# Dataset rows
╭──

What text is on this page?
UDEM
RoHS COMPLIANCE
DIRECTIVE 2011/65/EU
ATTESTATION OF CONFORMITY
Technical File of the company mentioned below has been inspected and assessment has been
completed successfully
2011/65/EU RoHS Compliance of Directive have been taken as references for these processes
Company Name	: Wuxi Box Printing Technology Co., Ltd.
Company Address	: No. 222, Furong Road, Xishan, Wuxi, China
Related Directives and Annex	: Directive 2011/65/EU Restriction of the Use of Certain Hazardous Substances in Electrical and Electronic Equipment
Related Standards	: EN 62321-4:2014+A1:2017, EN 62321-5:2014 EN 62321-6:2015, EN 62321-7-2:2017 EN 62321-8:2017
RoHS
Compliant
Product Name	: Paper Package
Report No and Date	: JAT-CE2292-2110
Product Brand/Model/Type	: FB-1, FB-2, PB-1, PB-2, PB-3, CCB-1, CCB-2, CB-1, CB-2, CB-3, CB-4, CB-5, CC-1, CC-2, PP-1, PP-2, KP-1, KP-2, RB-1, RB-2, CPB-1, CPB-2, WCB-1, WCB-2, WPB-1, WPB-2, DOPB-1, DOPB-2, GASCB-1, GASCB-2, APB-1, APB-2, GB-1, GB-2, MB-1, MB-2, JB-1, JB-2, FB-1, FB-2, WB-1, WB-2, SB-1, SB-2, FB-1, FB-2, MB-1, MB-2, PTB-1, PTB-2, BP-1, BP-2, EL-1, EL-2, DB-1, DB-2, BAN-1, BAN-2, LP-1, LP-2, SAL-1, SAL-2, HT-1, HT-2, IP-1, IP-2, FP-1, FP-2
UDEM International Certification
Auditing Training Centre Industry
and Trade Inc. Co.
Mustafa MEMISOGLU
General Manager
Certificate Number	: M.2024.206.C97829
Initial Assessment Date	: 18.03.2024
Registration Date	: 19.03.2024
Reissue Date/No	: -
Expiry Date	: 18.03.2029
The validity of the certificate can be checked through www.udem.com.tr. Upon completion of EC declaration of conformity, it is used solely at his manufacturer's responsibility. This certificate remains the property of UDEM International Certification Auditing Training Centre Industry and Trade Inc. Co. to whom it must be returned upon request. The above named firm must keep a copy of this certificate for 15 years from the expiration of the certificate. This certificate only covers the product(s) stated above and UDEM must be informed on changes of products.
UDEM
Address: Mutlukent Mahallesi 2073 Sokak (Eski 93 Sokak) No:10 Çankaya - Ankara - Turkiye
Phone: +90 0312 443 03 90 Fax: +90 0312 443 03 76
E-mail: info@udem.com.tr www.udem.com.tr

╰──

# GIVEN PROBLEM
Among the lines above, determine how many hold the word "RoHS"; report the figure alone.

# FINAL ANSWER
3